__TASK DIRECTIONS__. Locate every line in the records below that holds the word "describing" and return each one.

__DATA PROVIDED__.
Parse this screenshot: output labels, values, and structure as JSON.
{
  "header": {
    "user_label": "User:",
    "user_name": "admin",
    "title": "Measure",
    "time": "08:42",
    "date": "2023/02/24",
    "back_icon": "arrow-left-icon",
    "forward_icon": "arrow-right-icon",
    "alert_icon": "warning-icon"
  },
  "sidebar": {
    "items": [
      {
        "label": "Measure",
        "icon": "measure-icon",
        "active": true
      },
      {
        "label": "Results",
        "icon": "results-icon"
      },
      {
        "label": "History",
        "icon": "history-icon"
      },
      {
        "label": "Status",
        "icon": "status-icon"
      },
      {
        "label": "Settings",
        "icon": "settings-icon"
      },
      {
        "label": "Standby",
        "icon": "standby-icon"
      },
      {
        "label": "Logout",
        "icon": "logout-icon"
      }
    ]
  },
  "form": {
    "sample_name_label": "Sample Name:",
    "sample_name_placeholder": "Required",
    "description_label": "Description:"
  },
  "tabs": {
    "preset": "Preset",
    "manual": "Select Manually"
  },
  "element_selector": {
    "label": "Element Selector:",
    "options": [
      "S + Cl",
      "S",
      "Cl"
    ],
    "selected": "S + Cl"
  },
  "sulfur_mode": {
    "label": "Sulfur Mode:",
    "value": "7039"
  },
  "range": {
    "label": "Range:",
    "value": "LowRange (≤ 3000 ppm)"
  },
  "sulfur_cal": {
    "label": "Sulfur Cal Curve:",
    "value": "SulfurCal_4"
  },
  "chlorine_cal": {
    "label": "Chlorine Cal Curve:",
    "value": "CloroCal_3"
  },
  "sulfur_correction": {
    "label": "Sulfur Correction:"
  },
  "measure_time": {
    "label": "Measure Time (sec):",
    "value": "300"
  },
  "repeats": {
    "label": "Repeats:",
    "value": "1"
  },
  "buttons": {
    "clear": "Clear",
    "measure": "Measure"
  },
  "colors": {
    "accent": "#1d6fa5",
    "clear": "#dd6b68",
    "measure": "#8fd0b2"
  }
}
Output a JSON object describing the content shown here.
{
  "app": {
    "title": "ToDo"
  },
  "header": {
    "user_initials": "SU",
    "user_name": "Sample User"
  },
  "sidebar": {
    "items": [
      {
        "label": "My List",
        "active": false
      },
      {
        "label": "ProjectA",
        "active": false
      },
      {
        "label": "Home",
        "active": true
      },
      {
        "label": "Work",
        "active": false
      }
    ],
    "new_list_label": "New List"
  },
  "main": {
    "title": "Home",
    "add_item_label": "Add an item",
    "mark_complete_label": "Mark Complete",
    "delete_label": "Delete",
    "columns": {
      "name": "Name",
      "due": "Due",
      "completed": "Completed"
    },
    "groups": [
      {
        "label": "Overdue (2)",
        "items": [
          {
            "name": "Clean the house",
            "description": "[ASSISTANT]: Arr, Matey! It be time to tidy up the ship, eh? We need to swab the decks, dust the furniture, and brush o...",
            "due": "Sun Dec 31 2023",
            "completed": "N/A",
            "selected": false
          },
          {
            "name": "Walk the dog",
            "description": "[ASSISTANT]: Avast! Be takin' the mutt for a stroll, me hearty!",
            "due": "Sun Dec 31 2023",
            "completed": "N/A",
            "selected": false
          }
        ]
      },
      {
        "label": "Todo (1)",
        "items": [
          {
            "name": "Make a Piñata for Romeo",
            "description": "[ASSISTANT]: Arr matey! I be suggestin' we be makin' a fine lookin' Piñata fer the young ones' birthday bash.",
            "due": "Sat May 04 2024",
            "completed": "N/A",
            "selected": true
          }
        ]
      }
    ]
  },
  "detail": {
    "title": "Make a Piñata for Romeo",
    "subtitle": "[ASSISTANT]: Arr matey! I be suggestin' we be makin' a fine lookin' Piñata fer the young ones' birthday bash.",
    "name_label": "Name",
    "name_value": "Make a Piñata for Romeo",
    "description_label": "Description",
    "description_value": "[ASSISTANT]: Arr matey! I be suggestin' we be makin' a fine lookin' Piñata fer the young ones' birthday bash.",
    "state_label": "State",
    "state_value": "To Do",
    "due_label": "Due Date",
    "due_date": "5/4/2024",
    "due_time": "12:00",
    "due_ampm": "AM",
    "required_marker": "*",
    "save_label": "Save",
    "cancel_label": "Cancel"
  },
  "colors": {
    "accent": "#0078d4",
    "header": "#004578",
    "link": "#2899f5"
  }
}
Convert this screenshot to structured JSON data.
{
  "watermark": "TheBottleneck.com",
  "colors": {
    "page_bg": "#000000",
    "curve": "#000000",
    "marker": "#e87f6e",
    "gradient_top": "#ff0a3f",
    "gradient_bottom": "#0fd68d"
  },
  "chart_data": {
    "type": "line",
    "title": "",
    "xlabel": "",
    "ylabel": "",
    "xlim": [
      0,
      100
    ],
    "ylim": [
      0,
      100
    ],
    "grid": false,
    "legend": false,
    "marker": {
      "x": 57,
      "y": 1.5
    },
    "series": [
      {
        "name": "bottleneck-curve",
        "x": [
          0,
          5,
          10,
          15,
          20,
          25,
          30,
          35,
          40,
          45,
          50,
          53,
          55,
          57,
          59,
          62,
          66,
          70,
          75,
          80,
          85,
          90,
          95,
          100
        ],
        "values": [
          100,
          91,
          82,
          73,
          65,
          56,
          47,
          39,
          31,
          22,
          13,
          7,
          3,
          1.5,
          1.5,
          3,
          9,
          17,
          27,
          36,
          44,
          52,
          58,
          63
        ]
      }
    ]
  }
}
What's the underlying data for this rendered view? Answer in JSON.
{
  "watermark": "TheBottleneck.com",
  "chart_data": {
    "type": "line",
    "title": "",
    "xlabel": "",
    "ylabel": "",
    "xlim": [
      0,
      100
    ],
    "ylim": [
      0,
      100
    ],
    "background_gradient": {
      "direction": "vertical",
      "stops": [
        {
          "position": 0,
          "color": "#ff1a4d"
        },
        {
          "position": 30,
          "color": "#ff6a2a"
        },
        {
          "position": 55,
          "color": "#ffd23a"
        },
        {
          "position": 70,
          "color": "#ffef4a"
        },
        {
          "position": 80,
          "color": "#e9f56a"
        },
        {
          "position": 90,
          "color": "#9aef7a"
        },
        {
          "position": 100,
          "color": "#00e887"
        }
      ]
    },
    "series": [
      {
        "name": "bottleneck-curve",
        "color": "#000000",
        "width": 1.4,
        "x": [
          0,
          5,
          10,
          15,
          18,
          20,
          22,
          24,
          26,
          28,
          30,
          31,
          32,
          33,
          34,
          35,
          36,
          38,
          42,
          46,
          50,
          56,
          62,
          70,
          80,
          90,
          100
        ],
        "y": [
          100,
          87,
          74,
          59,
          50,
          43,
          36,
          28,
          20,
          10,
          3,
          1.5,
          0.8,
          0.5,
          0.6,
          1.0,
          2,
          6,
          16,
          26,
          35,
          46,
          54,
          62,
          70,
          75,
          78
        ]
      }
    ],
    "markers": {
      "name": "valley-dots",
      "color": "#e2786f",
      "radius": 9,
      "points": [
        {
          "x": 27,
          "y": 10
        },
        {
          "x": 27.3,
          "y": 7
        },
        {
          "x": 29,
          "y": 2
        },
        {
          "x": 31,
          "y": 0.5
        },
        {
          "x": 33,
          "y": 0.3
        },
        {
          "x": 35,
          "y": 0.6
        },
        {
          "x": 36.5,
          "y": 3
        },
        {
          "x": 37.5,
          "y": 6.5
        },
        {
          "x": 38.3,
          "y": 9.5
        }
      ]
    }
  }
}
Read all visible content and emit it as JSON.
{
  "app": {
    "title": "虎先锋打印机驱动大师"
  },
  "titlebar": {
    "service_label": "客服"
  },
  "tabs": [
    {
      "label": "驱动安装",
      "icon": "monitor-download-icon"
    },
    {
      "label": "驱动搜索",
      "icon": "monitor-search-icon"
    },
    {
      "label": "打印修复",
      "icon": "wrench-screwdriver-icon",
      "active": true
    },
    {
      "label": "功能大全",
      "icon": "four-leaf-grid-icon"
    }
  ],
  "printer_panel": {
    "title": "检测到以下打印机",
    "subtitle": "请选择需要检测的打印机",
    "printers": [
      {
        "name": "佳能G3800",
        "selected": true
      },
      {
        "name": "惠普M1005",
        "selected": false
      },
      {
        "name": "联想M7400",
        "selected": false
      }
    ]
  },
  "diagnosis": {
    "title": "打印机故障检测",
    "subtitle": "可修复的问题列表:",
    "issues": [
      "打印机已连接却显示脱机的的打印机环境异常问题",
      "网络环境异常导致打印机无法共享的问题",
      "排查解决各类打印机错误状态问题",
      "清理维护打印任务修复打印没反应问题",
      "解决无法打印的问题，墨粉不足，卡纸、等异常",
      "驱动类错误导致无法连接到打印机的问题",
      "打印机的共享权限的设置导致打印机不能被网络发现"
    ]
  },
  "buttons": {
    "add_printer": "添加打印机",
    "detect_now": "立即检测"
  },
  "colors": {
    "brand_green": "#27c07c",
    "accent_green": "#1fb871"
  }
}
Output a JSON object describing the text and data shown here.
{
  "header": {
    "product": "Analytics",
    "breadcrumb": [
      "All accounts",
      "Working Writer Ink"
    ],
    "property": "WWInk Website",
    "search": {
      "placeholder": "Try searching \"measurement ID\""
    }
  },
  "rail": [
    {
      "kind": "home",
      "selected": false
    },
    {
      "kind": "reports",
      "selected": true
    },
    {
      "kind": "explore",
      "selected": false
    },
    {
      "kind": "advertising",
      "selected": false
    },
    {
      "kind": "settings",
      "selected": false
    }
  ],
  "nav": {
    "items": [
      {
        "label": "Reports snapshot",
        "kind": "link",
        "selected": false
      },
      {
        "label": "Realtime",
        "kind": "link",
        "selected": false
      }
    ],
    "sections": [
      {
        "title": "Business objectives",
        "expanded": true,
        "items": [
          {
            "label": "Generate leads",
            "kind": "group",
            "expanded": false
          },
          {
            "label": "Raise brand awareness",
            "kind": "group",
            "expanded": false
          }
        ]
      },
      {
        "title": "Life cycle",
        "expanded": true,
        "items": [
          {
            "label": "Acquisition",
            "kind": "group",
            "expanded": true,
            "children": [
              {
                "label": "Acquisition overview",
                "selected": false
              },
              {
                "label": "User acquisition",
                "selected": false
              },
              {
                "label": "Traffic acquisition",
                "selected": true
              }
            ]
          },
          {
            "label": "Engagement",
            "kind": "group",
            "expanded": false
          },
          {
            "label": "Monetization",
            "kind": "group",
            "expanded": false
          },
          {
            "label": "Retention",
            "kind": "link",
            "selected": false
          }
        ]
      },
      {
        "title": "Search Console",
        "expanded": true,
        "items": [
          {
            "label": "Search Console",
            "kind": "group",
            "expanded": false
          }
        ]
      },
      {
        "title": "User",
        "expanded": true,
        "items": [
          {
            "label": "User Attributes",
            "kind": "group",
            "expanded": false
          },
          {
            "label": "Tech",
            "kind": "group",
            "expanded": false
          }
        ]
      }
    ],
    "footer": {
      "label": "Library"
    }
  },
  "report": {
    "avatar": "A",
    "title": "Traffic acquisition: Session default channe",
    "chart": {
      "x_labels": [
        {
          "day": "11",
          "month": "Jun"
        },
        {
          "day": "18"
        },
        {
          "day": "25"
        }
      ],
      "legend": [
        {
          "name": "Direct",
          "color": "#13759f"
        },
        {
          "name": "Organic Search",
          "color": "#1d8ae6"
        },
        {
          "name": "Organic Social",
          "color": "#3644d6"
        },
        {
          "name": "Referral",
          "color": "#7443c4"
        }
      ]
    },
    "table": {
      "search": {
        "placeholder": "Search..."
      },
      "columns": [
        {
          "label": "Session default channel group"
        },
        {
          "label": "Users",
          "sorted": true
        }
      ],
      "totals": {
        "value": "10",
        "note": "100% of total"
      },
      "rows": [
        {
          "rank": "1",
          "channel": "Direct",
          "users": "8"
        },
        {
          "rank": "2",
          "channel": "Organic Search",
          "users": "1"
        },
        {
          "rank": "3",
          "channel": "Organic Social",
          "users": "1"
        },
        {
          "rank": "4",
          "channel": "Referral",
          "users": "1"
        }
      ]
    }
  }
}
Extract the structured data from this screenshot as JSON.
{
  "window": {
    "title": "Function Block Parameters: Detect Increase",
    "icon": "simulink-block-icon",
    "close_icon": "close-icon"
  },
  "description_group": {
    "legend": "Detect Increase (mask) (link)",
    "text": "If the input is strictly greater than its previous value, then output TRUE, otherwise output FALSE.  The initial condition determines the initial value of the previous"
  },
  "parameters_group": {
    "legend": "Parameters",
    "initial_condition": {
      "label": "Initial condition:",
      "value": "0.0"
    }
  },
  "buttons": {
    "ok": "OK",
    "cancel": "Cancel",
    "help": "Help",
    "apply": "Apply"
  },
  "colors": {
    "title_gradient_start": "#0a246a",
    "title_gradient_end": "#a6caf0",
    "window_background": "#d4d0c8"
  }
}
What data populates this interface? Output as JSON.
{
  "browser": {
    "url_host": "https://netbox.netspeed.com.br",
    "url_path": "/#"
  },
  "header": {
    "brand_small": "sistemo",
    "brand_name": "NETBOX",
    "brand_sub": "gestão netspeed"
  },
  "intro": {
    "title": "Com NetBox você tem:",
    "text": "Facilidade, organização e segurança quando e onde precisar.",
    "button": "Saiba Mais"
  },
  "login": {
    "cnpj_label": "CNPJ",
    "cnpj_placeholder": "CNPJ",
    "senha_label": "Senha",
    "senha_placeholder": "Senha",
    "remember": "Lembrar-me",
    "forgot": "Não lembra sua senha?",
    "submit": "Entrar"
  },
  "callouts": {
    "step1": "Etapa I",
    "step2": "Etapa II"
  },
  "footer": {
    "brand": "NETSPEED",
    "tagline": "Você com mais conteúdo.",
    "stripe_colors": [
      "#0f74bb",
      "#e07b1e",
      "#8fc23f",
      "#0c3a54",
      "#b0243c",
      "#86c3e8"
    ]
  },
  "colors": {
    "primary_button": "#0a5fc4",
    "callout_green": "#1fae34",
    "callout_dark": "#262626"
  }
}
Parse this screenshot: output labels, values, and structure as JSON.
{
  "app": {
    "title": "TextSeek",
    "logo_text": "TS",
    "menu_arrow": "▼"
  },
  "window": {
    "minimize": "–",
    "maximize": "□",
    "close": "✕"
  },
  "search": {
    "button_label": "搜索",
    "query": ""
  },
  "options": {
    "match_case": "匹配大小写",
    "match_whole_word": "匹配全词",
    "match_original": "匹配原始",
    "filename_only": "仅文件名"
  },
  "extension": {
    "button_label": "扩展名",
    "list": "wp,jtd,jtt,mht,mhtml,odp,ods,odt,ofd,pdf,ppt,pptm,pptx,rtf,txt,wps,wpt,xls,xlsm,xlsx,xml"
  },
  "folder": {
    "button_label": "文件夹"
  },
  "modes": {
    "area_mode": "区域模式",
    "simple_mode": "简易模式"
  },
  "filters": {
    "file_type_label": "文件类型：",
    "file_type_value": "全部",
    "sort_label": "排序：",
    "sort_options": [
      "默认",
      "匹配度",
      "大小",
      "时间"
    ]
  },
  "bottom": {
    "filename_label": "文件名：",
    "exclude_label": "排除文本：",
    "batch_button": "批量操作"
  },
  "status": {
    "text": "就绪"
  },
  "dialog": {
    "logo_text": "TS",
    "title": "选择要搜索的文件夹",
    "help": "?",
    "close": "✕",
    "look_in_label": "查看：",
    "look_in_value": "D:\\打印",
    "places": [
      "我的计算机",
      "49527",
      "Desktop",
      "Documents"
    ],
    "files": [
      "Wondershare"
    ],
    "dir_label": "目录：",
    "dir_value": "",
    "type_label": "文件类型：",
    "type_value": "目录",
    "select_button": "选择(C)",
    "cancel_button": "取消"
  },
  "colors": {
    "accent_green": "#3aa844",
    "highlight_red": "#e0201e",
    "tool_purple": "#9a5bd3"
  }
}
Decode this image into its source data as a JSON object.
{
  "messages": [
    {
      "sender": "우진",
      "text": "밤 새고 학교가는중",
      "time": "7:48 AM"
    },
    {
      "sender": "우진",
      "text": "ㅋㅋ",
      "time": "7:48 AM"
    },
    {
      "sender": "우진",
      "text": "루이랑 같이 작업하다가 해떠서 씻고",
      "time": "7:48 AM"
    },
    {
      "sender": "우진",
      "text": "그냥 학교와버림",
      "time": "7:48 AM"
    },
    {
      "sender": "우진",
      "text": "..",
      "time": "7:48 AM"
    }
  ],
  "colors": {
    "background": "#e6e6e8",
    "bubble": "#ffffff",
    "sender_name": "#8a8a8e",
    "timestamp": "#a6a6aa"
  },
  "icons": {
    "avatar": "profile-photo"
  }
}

__TASK ANSWER__.
Output a JSON object describing the content shown here.
Output a JSON object describing the text and data shown here.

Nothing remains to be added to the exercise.